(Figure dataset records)
****

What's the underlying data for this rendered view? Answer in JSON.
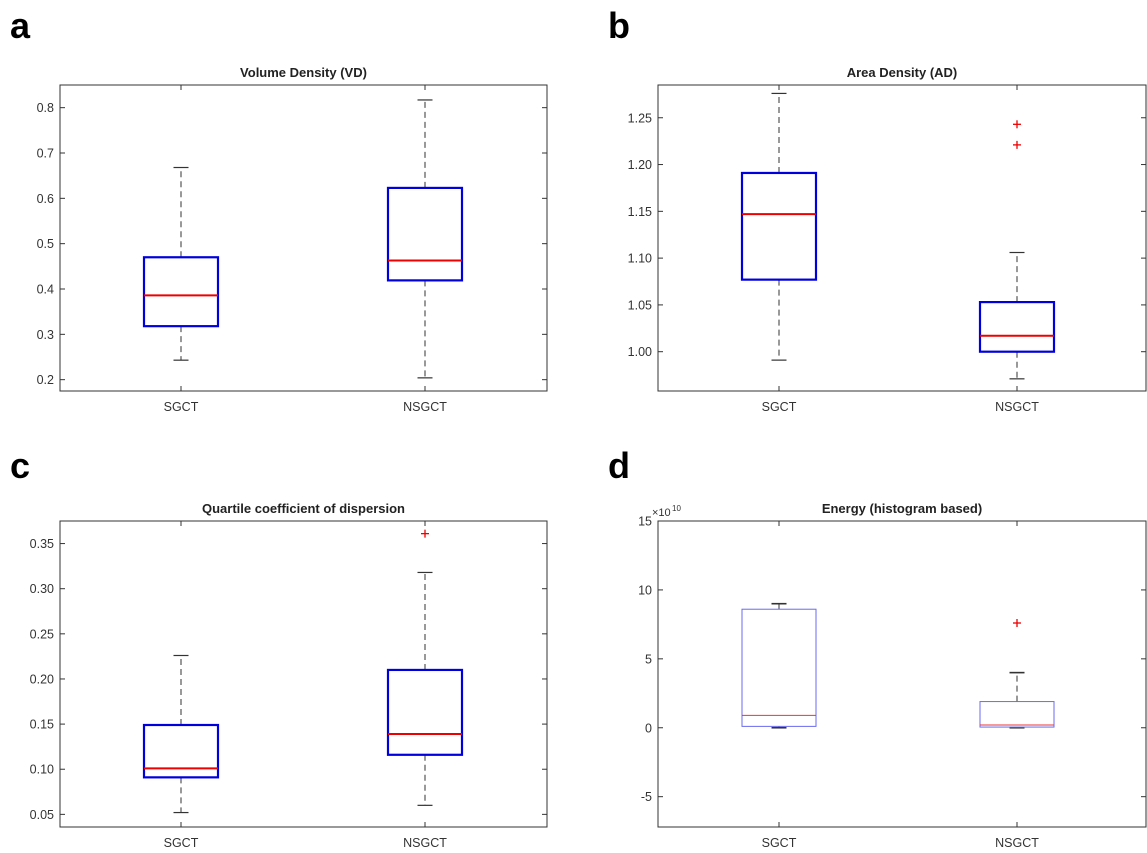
{
  "panel_letters": [
    "a",
    "b",
    "c",
    "d"
  ],
  "chart_data": [
    {
      "type": "box",
      "title": "Volume Density (VD)",
      "categories": [
        "SGCT",
        "NSGCT"
      ],
      "ylim": [
        0.175,
        0.85
      ],
      "yticks": [
        0.2,
        0.3,
        0.4,
        0.5,
        0.6,
        0.7,
        0.8
      ],
      "ytick_labels": [
        "0.2",
        "0.3",
        "0.4",
        "0.5",
        "0.6",
        "0.7",
        "0.8"
      ],
      "style": "bold",
      "boxes": [
        {
          "category": "SGCT",
          "min": 0.243,
          "q1": 0.318,
          "median": 0.386,
          "q3": 0.47,
          "max": 0.668,
          "outliers": []
        },
        {
          "category": "NSGCT",
          "min": 0.204,
          "q1": 0.419,
          "median": 0.463,
          "q3": 0.623,
          "max": 0.817,
          "outliers": []
        }
      ],
      "colors": {
        "box": "#0000dd",
        "median": "#ee0000",
        "whisker": "#333333",
        "outlier": "#ee0000"
      }
    },
    {
      "type": "box",
      "title": "Area Density (AD)",
      "categories": [
        "SGCT",
        "NSGCT"
      ],
      "ylim": [
        0.958,
        1.285
      ],
      "yticks": [
        1.0,
        1.05,
        1.1,
        1.15,
        1.2,
        1.25
      ],
      "ytick_labels": [
        "1.00",
        "1.05",
        "1.10",
        "1.15",
        "1.20",
        "1.25"
      ],
      "style": "bold",
      "boxes": [
        {
          "category": "SGCT",
          "min": 0.991,
          "q1": 1.077,
          "median": 1.147,
          "q3": 1.191,
          "max": 1.276,
          "outliers": []
        },
        {
          "category": "NSGCT",
          "min": 0.971,
          "q1": 1.0,
          "median": 1.017,
          "q3": 1.053,
          "max": 1.106,
          "outliers": [
            1.221,
            1.243
          ]
        }
      ],
      "colors": {
        "box": "#0000dd",
        "median": "#ee0000",
        "whisker": "#333333",
        "outlier": "#ee0000"
      }
    },
    {
      "type": "box",
      "title": "Quartile coefficient of dispersion",
      "categories": [
        "SGCT",
        "NSGCT"
      ],
      "ylim": [
        0.036,
        0.375
      ],
      "yticks": [
        0.05,
        0.1,
        0.15,
        0.2,
        0.25,
        0.3,
        0.35
      ],
      "ytick_labels": [
        "0.05",
        "0.10",
        "0.15",
        "0.20",
        "0.25",
        "0.30",
        "0.35"
      ],
      "style": "bold",
      "boxes": [
        {
          "category": "SGCT",
          "min": 0.052,
          "q1": 0.091,
          "median": 0.101,
          "q3": 0.149,
          "max": 0.226,
          "outliers": []
        },
        {
          "category": "NSGCT",
          "min": 0.06,
          "q1": 0.116,
          "median": 0.139,
          "q3": 0.21,
          "max": 0.318,
          "outliers": [
            0.361
          ]
        }
      ],
      "colors": {
        "box": "#0000dd",
        "median": "#ee0000",
        "whisker": "#333333",
        "outlier": "#ee0000"
      }
    },
    {
      "type": "box",
      "title": "Energy (histogram based)",
      "categories": [
        "SGCT",
        "NSGCT"
      ],
      "ylim": [
        -7.2,
        15
      ],
      "yticks": [
        -5,
        0,
        5,
        10,
        15
      ],
      "ytick_labels": [
        "-5",
        "0",
        "5",
        "10",
        "15"
      ],
      "y_exponent_base": "×10",
      "y_exponent_power": "10",
      "style": "thin",
      "boxes": [
        {
          "category": "SGCT",
          "min": 0.0,
          "q1": 0.1,
          "median": 0.9,
          "q3": 8.6,
          "max": 9.0,
          "outliers": []
        },
        {
          "category": "NSGCT",
          "min": 0.0,
          "q1": 0.05,
          "median": 0.2,
          "q3": 1.9,
          "max": 4.0,
          "outliers": [
            7.6
          ]
        }
      ],
      "colors": {
        "box": "#6a6af0",
        "median": "#ee3333",
        "whisker": "#333333",
        "outlier": "#ee0000"
      }
    }
  ]
}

****

The problem
Your answer should be only a number: how many lines of the data above contain the string "Density"?

Task solution
2